WORK TO COMPLETE ▸
In the rows from the line with "asm-address: 0040DECC <box>481" up to and including the line with "code-line[interactable] <box>16 40", switch "code-line" to "source-line". Give those lines again with nothing else changed.

Labeled region entries:
------------------------------------

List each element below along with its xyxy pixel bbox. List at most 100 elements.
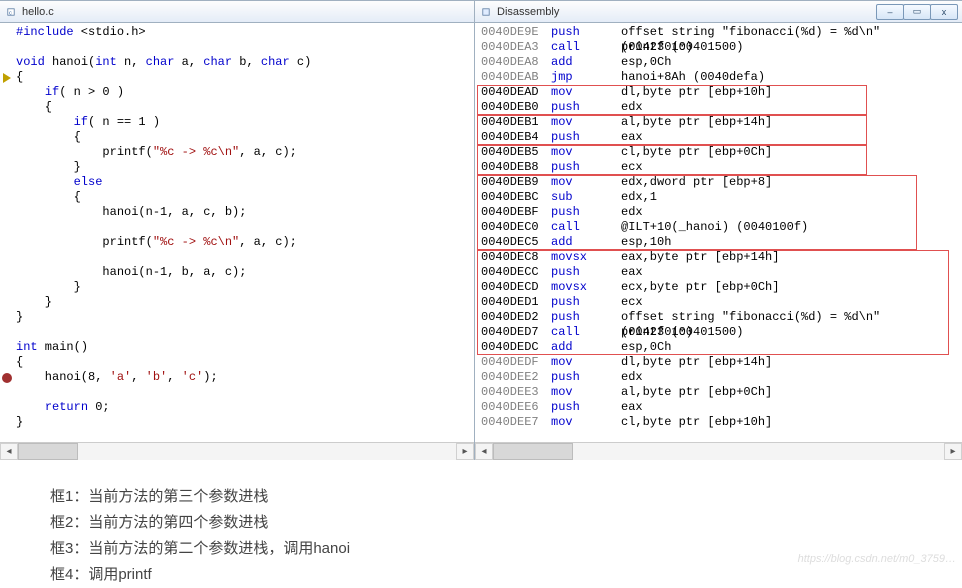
asm-address: 0040DECC <box>481 265 551 280</box>
asm-mnemonic: mov <box>551 145 621 160</box>
asm-row[interactable]: 0040DEB1moval,byte ptr [ebp+14h] <box>481 115 956 130</box>
code-line[interactable]: } <box>16 280 474 295</box>
scroll-track[interactable] <box>493 443 944 460</box>
scroll-right-icon[interactable]: ▸ <box>456 443 474 460</box>
source-code-view[interactable]: #include <stdio.h> void hanoi(int n, char… <box>0 23 474 442</box>
code-line[interactable] <box>16 250 474 265</box>
code-line[interactable] <box>16 40 474 55</box>
code-line[interactable]: { <box>16 130 474 145</box>
asm-mnemonic: push <box>551 205 621 220</box>
scroll-left-icon[interactable]: ◂ <box>0 443 18 460</box>
asm-row[interactable]: 0040DED7callprintf (00401500) <box>481 325 956 340</box>
note-line: 框1：当前方法的第三个参数进栈 <box>50 484 962 510</box>
asm-row[interactable]: 0040DEC8movsxeax,byte ptr [ebp+14h] <box>481 250 956 265</box>
code-line[interactable] <box>16 385 474 400</box>
code-line[interactable]: printf("%c -> %c\n", a, c); <box>16 235 474 250</box>
code-line[interactable]: hanoi(n-1, a, c, b); <box>16 205 474 220</box>
code-line[interactable] <box>16 220 474 235</box>
asm-row[interactable]: 0040DEE2pushedx <box>481 370 956 385</box>
code-line[interactable]: } <box>16 415 474 430</box>
asm-address: 0040DEAB <box>481 70 551 85</box>
code-line[interactable]: return 0; <box>16 400 474 415</box>
code-line[interactable]: int main() <box>16 340 474 355</box>
asm-row[interactable]: 0040DEABjmphanoi+8Ah (0040defa) <box>481 70 956 85</box>
asm-row[interactable]: 0040DEE7movcl,byte ptr [ebp+10h] <box>481 415 956 430</box>
disassembly-pane: Disassembly – ▭ x 0040DE9Epushoffset str… <box>475 1 962 460</box>
scroll-right-icon[interactable]: ▸ <box>944 443 962 460</box>
asm-mnemonic: add <box>551 55 621 70</box>
breakpoint-icon <box>0 370 14 385</box>
code-line[interactable] <box>16 325 474 340</box>
asm-operand: al,byte ptr [ebp+0Ch] <box>621 385 956 400</box>
asm-row[interactable]: 0040DEC0call@ILT+10(_hanoi) (0040100f) <box>481 220 956 235</box>
code-line[interactable]: } <box>16 295 474 310</box>
code-line[interactable]: } <box>16 160 474 175</box>
asm-row[interactable]: 0040DEDCaddesp,0Ch <box>481 340 956 355</box>
scroll-track[interactable] <box>18 443 456 460</box>
asm-operand: eax <box>621 265 956 280</box>
current-line-arrow-icon <box>0 70 14 85</box>
asm-mnemonic: push <box>551 265 621 280</box>
code-line[interactable]: printf("%c -> %c\n", a, c); <box>16 145 474 160</box>
source-hscroll[interactable]: ◂ ▸ <box>0 442 474 460</box>
asm-operand: dl,byte ptr [ebp+14h] <box>621 355 956 370</box>
code-line[interactable]: else <box>16 175 474 190</box>
asm-row[interactable]: 0040DEDFmovdl,byte ptr [ebp+14h] <box>481 355 956 370</box>
asm-row[interactable]: 0040DEB5movcl,byte ptr [ebp+0Ch] <box>481 145 956 160</box>
code-line[interactable]: #include <stdio.h> <box>16 25 474 40</box>
scroll-thumb[interactable] <box>18 443 78 460</box>
code-line[interactable]: void hanoi(int n, char a, char b, char c… <box>16 55 474 70</box>
asm-operand: printf (00401500) <box>621 325 956 340</box>
source-pane: c hello.c #include <stdio.h> void hanoi(i… <box>0 1 475 460</box>
asm-operand: edx <box>621 205 956 220</box>
scroll-thumb[interactable] <box>493 443 573 460</box>
asm-row[interactable]: 0040DEC5addesp,10h <box>481 235 956 250</box>
asm-mnemonic: push <box>551 130 621 145</box>
asm-row[interactable]: 0040DEB0pushedx <box>481 100 956 115</box>
asm-row[interactable]: 0040DEA8addesp,0Ch <box>481 55 956 70</box>
code-line[interactable]: hanoi(n-1, b, a, c); <box>16 265 474 280</box>
code-line[interactable]: { <box>16 100 474 115</box>
code-line[interactable]: { <box>16 70 474 85</box>
annotation-notes: 框1：当前方法的第三个参数进栈框2：当前方法的第四个参数进栈框3：当前方法的第二… <box>0 460 962 588</box>
asm-row[interactable]: 0040DE9Epushoffset string "fibonacci(%d)… <box>481 25 956 40</box>
asm-row[interactable]: 0040DEE6pusheax <box>481 400 956 415</box>
asm-row[interactable]: 0040DEB4pusheax <box>481 130 956 145</box>
source-titlebar[interactable]: c hello.c <box>0 1 474 23</box>
asm-mnemonic: mov <box>551 385 621 400</box>
asm-operand: dl,byte ptr [ebp+10h] <box>621 85 956 100</box>
asm-address: 0040DEE7 <box>481 415 551 430</box>
asm-address: 0040DECD <box>481 280 551 295</box>
code-line[interactable]: { <box>16 190 474 205</box>
asm-row[interactable]: 0040DED2pushoffset string "fibonacci(%d)… <box>481 310 956 325</box>
code-line[interactable]: if( n == 1 ) <box>16 115 474 130</box>
code-line[interactable]: hanoi(8, 'a', 'b', 'c'); <box>16 370 474 385</box>
disasm-hscroll[interactable]: ◂ ▸ <box>475 442 962 460</box>
asm-operand: cl,byte ptr [ebp+10h] <box>621 415 956 430</box>
asm-row[interactable]: 0040DEE3moval,byte ptr [ebp+0Ch] <box>481 385 956 400</box>
scroll-left-icon[interactable]: ◂ <box>475 443 493 460</box>
code-line[interactable]: if( n > 0 ) <box>16 85 474 100</box>
asm-row[interactable]: 0040DEA3callprintf (00401500) <box>481 40 956 55</box>
code-line[interactable]: } <box>16 310 474 325</box>
asm-mnemonic: push <box>551 310 621 325</box>
asm-mnemonic: movsx <box>551 250 621 265</box>
asm-operand: edx,dword ptr [ebp+8] <box>621 175 956 190</box>
asm-operand: eax <box>621 130 956 145</box>
asm-row[interactable]: 0040DECDmovsxecx,byte ptr [ebp+0Ch] <box>481 280 956 295</box>
asm-row[interactable]: 0040DEADmovdl,byte ptr [ebp+10h] <box>481 85 956 100</box>
asm-row[interactable]: 0040DED1pushecx <box>481 295 956 310</box>
asm-row[interactable]: 0040DEB8pushecx <box>481 160 956 175</box>
close-button[interactable]: x <box>930 4 958 20</box>
disassembly-titlebar[interactable]: Disassembly – ▭ x <box>475 1 962 23</box>
asm-row[interactable]: 0040DEB9movedx,dword ptr [ebp+8] <box>481 175 956 190</box>
minimize-button[interactable]: – <box>876 4 904 20</box>
asm-row[interactable]: 0040DEBFpushedx <box>481 205 956 220</box>
asm-row[interactable]: 0040DEBCsubedx,1 <box>481 190 956 205</box>
asm-address: 0040DED1 <box>481 295 551 310</box>
code-line[interactable]: { <box>16 355 474 370</box>
maximize-button[interactable]: ▭ <box>903 4 931 20</box>
asm-operand: ecx <box>621 295 956 310</box>
disassembly-view[interactable]: 0040DE9Epushoffset string "fibonacci(%d)… <box>475 23 962 442</box>
asm-row[interactable]: 0040DECCpusheax <box>481 265 956 280</box>
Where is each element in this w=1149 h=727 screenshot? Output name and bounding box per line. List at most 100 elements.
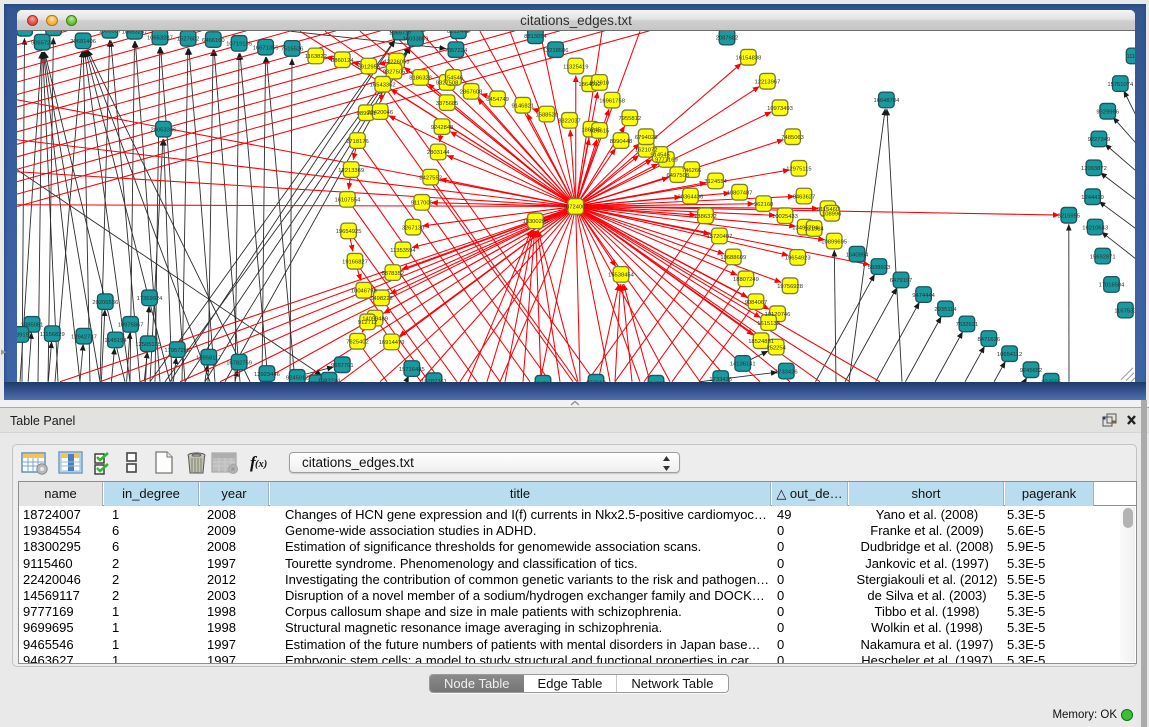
svg-text:8012443: 8012443 <box>447 31 470 35</box>
svg-text:15692971: 15692971 <box>1090 254 1116 260</box>
svg-text:12975115: 12975115 <box>786 167 811 173</box>
svg-text:16782759: 16782759 <box>226 360 252 366</box>
svg-text:20691406: 20691406 <box>70 39 96 45</box>
svg-text:6794028: 6794028 <box>635 135 658 141</box>
svg-text:8427552: 8427552 <box>419 175 442 181</box>
svg-text:10654112: 10654112 <box>997 352 1022 358</box>
svg-text:1167533: 1167533 <box>1114 308 1135 314</box>
svg-text:16210643: 16210643 <box>1082 225 1108 231</box>
svg-text:7625402: 7625402 <box>346 339 369 345</box>
svg-text:9227349: 9227349 <box>1088 137 1111 143</box>
svg-text:13218506: 13218506 <box>543 48 569 54</box>
svg-text:1733426: 1733426 <box>775 369 798 375</box>
svg-text:8813054: 8813054 <box>524 34 547 40</box>
svg-text:2935114: 2935114 <box>934 307 957 313</box>
svg-text:16107554: 16107554 <box>335 198 362 204</box>
svg-text:16671355: 16671355 <box>253 45 279 51</box>
svg-text:1093244: 1093244 <box>318 378 341 382</box>
svg-text:108996: 108996 <box>822 211 841 217</box>
svg-text:15751074: 15751074 <box>1107 82 1134 88</box>
svg-text:9657791: 9657791 <box>331 363 354 369</box>
svg-text:(x): (x) <box>255 459 267 470</box>
svg-text:11123: 11123 <box>1126 54 1135 60</box>
svg-text:10975867: 10975867 <box>118 323 144 329</box>
svg-text:1498222: 1498222 <box>370 296 393 302</box>
svg-text:1906557: 1906557 <box>99 31 122 34</box>
svg-text:1385061: 1385061 <box>21 323 44 329</box>
svg-text:3215955: 3215955 <box>1058 213 1081 219</box>
svg-text:7485063: 7485063 <box>781 135 804 141</box>
svg-text:18524851: 18524851 <box>748 339 774 345</box>
svg-text:6479197: 6479197 <box>890 278 913 284</box>
svg-text:12213369: 12213369 <box>338 168 364 174</box>
svg-text:1588520: 1588520 <box>536 112 559 118</box>
svg-text:20053346: 20053346 <box>151 127 177 133</box>
svg-text:9117006: 9117006 <box>411 201 433 207</box>
svg-text:19756928: 19756928 <box>777 284 803 290</box>
svg-text:1640954: 1640954 <box>846 252 869 258</box>
svg-text:9055721: 9055721 <box>31 40 54 46</box>
svg-text:12093872: 12093872 <box>1081 166 1107 172</box>
svg-text:16543362: 16543362 <box>370 82 396 88</box>
svg-text:17359924: 17359924 <box>137 296 164 302</box>
svg-text:16648784: 16648784 <box>874 98 901 104</box>
svg-text:252254: 252254 <box>767 345 787 351</box>
svg-text:19654923: 19654923 <box>785 256 811 262</box>
svg-text:8322037: 8322037 <box>558 119 581 125</box>
svg-text:11353594: 11353594 <box>390 248 416 254</box>
svg-text:2803144: 2803144 <box>427 150 450 156</box>
svg-text:14136141: 14136141 <box>730 362 756 368</box>
svg-text:2718176: 2718176 <box>346 139 369 145</box>
svg-text:9146821: 9146821 <box>512 103 535 109</box>
svg-text:962160: 962160 <box>754 202 773 208</box>
svg-text:16961758: 16961758 <box>599 98 625 104</box>
svg-text:23420046: 23420046 <box>367 110 393 116</box>
svg-text:7386372: 7386372 <box>694 214 717 220</box>
svg-text:7632621: 7632621 <box>956 322 979 328</box>
svg-text:10719135: 10719135 <box>226 42 252 48</box>
svg-text:3124554: 3124554 <box>704 179 727 185</box>
svg-text:7357224: 7357224 <box>445 48 468 54</box>
svg-text:12505135: 12505135 <box>135 342 161 348</box>
svg-text:873012: 873012 <box>586 380 605 382</box>
svg-text:8471626: 8471626 <box>978 337 1001 343</box>
svg-text:154546: 154546 <box>444 76 463 82</box>
svg-text:12923446: 12923446 <box>254 372 280 378</box>
svg-text:912910: 912910 <box>590 81 609 87</box>
svg-text:1621072: 1621072 <box>635 148 658 154</box>
svg-text:1069717: 1069717 <box>389 31 412 36</box>
svg-text:1244419: 1244419 <box>1081 195 1104 201</box>
svg-text:10120746: 10120746 <box>765 312 791 318</box>
svg-text:2087682: 2087682 <box>716 35 739 41</box>
svg-text:10653287: 10653287 <box>147 35 173 41</box>
svg-text:9242848: 9242848 <box>431 125 454 131</box>
svg-text:7955812: 7955812 <box>619 116 642 122</box>
svg-text:17957255: 17957255 <box>164 348 190 354</box>
svg-text:9327505: 9327505 <box>383 69 406 75</box>
svg-text:10653267: 10653267 <box>122 31 148 35</box>
svg-text:10025433: 10025433 <box>772 214 798 220</box>
svg-text:8878352: 8878352 <box>382 271 405 277</box>
svg-text:131384: 131384 <box>804 227 824 233</box>
svg-text:18807249: 18807249 <box>733 277 759 283</box>
svg-text:8454749: 8454749 <box>486 97 509 103</box>
svg-text:17016504: 17016504 <box>1099 283 1126 289</box>
svg-text:9463627: 9463627 <box>793 194 816 200</box>
svg-text:1939159: 1939159 <box>17 333 32 339</box>
svg-text:912712: 912712 <box>358 320 377 326</box>
svg-text:8186328: 8186328 <box>409 76 432 82</box>
svg-text:10688609: 10688609 <box>720 255 746 261</box>
svg-text:12942737: 12942737 <box>71 334 97 340</box>
svg-text:10807487: 10807487 <box>727 190 753 196</box>
svg-text:10899695: 10899695 <box>821 239 847 245</box>
svg-text:15716485: 15716485 <box>399 367 425 373</box>
svg-text:10958117: 10958117 <box>196 355 221 361</box>
svg-text:15538454: 15538454 <box>608 273 635 279</box>
svg-text:18724007: 18724007 <box>563 205 589 211</box>
svg-text:16782361: 16782361 <box>421 379 447 382</box>
svg-text:8860124: 8860124 <box>331 58 354 64</box>
svg-text:8912955: 8912955 <box>358 64 381 70</box>
svg-text:15720407: 15720407 <box>707 234 733 240</box>
svg-text:16033809: 16033809 <box>403 37 429 43</box>
svg-text:16154838: 16154838 <box>736 55 762 61</box>
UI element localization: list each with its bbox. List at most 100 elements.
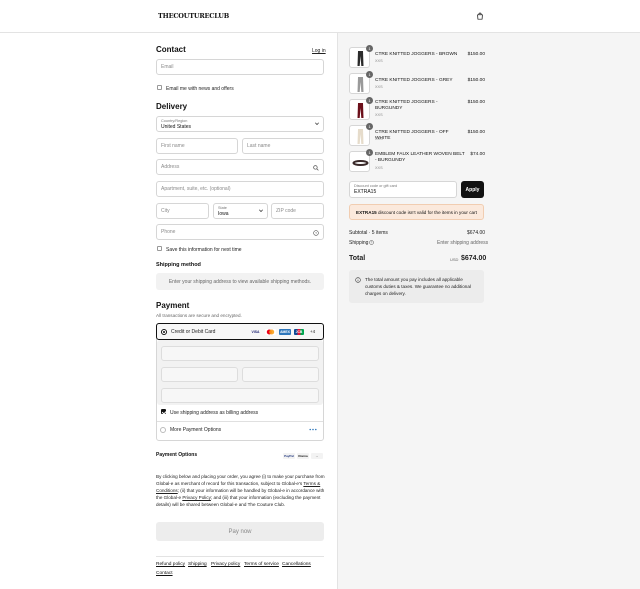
quantity-badge: 1 bbox=[366, 149, 373, 156]
terms-of-service-link[interactable]: Terms of service bbox=[244, 562, 279, 567]
shipping-link[interactable]: Shipping bbox=[188, 562, 207, 567]
shipping-method-notice: Enter your shipping address to view avai… bbox=[156, 273, 324, 290]
duties-note-line-1: The total amount you pay includes all ap… bbox=[365, 277, 463, 282]
email-placeholder: Email bbox=[161, 64, 174, 70]
more-payment-options-label[interactable]: More Payment Options bbox=[170, 427, 221, 433]
contact-link[interactable]: Contact bbox=[156, 571, 173, 576]
refund-policy-link[interactable]: Refund policy bbox=[156, 562, 185, 567]
shipping-label: Shipping bbox=[349, 240, 369, 246]
legal-line-4: the Global-e bbox=[156, 495, 183, 500]
duties-notice: The total amount you pay includes all ap… bbox=[349, 270, 484, 303]
delivery-heading: Delivery bbox=[156, 102, 188, 111]
quantity-badge: 1 bbox=[366, 97, 373, 104]
shipping-method-heading: Shipping method bbox=[156, 262, 201, 268]
cancellations-link[interactable]: Cancellations bbox=[282, 562, 311, 567]
paypal-badge: PayPal bbox=[283, 453, 295, 459]
privacy-policy-link[interactable]: Privacy policy bbox=[211, 562, 240, 567]
discount-error-text: discount code isn't valid for the items … bbox=[376, 209, 477, 215]
amex-icon: AMEX bbox=[279, 329, 291, 335]
pay-now-button[interactable]: Pay now bbox=[156, 522, 324, 541]
apply-discount-button[interactable]: Apply bbox=[461, 181, 484, 198]
apartment-placeholder: Apartment, suite, etc. (optional) bbox=[161, 186, 231, 192]
product-price: $150.00 bbox=[467, 78, 485, 83]
total-label: Total bbox=[349, 255, 366, 262]
billing-address-checkbox[interactable] bbox=[161, 409, 166, 414]
currency-code: USD bbox=[450, 257, 459, 262]
pay-now-label: Pay now bbox=[228, 528, 252, 535]
card-name-field[interactable] bbox=[161, 388, 319, 403]
login-link[interactable]: Log in bbox=[312, 48, 326, 54]
terms-link[interactable]: Terms & bbox=[303, 481, 320, 486]
contact-heading: Contact bbox=[156, 45, 186, 54]
payment-options-heading: Payment Options bbox=[156, 452, 198, 458]
product-price: $150.00 bbox=[467, 52, 485, 57]
country-select[interactable]: Country/Region United States bbox=[156, 116, 324, 132]
card-radio[interactable] bbox=[161, 329, 167, 335]
privacy-link[interactable]: Privacy Policy bbox=[182, 495, 211, 500]
product-name: CTRE KNITTED JOGGERS - GREY bbox=[375, 78, 453, 83]
klarna-badge: Klarna bbox=[297, 453, 309, 459]
apartment-field[interactable]: Apartment, suite, etc. (optional) bbox=[156, 181, 324, 197]
country-value: United States bbox=[161, 123, 192, 130]
card-option-label: Credit or Debit Card bbox=[171, 329, 216, 335]
more-options-badge: ... bbox=[311, 453, 323, 459]
info-icon[interactable]: ? bbox=[369, 240, 374, 245]
state-value: Iowa bbox=[218, 210, 229, 217]
cart-item: 1 CTRE KNITTED JOGGERS - OFF WHITE XXS $… bbox=[349, 123, 485, 147]
card-number-field[interactable] bbox=[161, 346, 319, 361]
product-price: $74.00 bbox=[470, 152, 485, 157]
more-payment-radio[interactable] bbox=[160, 427, 166, 433]
email-field[interactable]: Email bbox=[156, 59, 324, 75]
news-checkbox[interactable] bbox=[157, 85, 162, 90]
shopping-bag-icon[interactable] bbox=[476, 12, 484, 20]
discount-code-field[interactable]: Discount code or gift card EXTRA15 bbox=[349, 181, 457, 198]
news-label: Email me with news and offers bbox=[166, 86, 234, 92]
chevron-down-icon bbox=[259, 208, 263, 212]
payment-heading: Payment bbox=[156, 301, 190, 310]
header: THECOUTURECLUB bbox=[0, 0, 640, 33]
shipping-value: Enter shipping address bbox=[437, 240, 489, 246]
state-select[interactable]: State Iowa bbox=[213, 203, 268, 219]
discount-error-code: EXTRA15 bbox=[356, 209, 377, 215]
credit-card-option[interactable]: Credit or Debit Card VISA AMEX JCB +4 bbox=[156, 323, 324, 340]
duties-note-line-2: customs duties & taxes. We guarantee no … bbox=[365, 284, 471, 289]
cart-item: 1 CTRE KNITTED JOGGERS - BURGUNDY XXS $1… bbox=[349, 97, 485, 121]
product-size: XXS bbox=[375, 113, 383, 117]
product-size: XXS bbox=[375, 85, 383, 89]
legal-line-5: details) will be shared between Global-e… bbox=[156, 502, 286, 507]
legal-text: By clicking below and placing your order… bbox=[156, 473, 325, 508]
save-info-label: Save this information for next time bbox=[166, 247, 242, 253]
conditions-link[interactable]: Conditions bbox=[156, 488, 178, 493]
quantity-badge: 1 bbox=[366, 45, 373, 52]
zip-field[interactable]: ZIP code bbox=[271, 203, 324, 219]
jcb-icon: JCB bbox=[294, 329, 304, 335]
city-field[interactable]: City bbox=[156, 203, 209, 219]
address-placeholder: Address bbox=[161, 164, 180, 170]
subtotal-label: Subtotal · 5 items bbox=[349, 230, 388, 236]
store-logo[interactable]: THECOUTURECLUB bbox=[158, 12, 229, 20]
first-name-field[interactable]: First name bbox=[156, 138, 238, 154]
product-size: XXS bbox=[375, 137, 383, 141]
save-info-checkbox[interactable] bbox=[157, 246, 162, 251]
product-name: EMBLEM FAUX LEATHER WOVEN BELT - BURGUND… bbox=[375, 152, 465, 163]
visa-icon: VISA bbox=[251, 330, 260, 334]
card-expiry-field[interactable] bbox=[161, 367, 238, 382]
cart-item: 1 CTRE KNITTED JOGGERS - GREY XXS $150.0… bbox=[349, 71, 485, 95]
address-field[interactable]: Address bbox=[156, 159, 324, 175]
discount-error-banner: EXTRA15 discount code isn't valid for th… bbox=[349, 204, 484, 220]
legal-line-4b: ; and (iii) that your information (exclu… bbox=[210, 495, 321, 500]
payment-subtitle: All transactions are secure and encrypte… bbox=[156, 313, 242, 318]
zip-placeholder: ZIP code bbox=[276, 208, 296, 214]
cart-item: 1 EMBLEM FAUX LEATHER WOVEN BELT - BURGU… bbox=[349, 149, 485, 173]
chevron-down-icon bbox=[315, 121, 319, 125]
product-name: CTRE KNITTED JOGGERS - BURGUNDY bbox=[375, 100, 438, 111]
product-size: XXS bbox=[375, 166, 383, 170]
total-value: $674.00 bbox=[461, 255, 487, 262]
phone-placeholder: Phone bbox=[161, 229, 176, 235]
phone-field[interactable]: Phone ? bbox=[156, 224, 324, 240]
last-name-field[interactable]: Last name bbox=[242, 138, 324, 154]
help-icon[interactable]: ? bbox=[313, 230, 319, 236]
last-name-placeholder: Last name bbox=[247, 143, 271, 149]
card-cvv-field[interactable] bbox=[242, 367, 319, 382]
billing-address-label: Use shipping address as billing address bbox=[170, 410, 259, 416]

------------------------------------

FINISHED TASK ▸
asm-address: 0040DECC <box>481 265 551 280</box>
asm-mnemonic: mov <box>551 145 621 160</box>
asm-row[interactable]: 0040DEB1moval,byte ptr [ebp+14h] <box>481 115 956 130</box>
source-line[interactable]: } <box>16 280 474 295</box>
scroll-track[interactable] <box>493 443 944 460</box>
scroll-right-icon[interactable]: ▸ <box>456 443 474 460</box>
source-code-view[interactable]: #include <stdio.h> void hanoi(int n, char… <box>0 23 474 442</box>
source-line[interactable] <box>16 250 474 265</box>
source-line[interactable] <box>16 40 474 55</box>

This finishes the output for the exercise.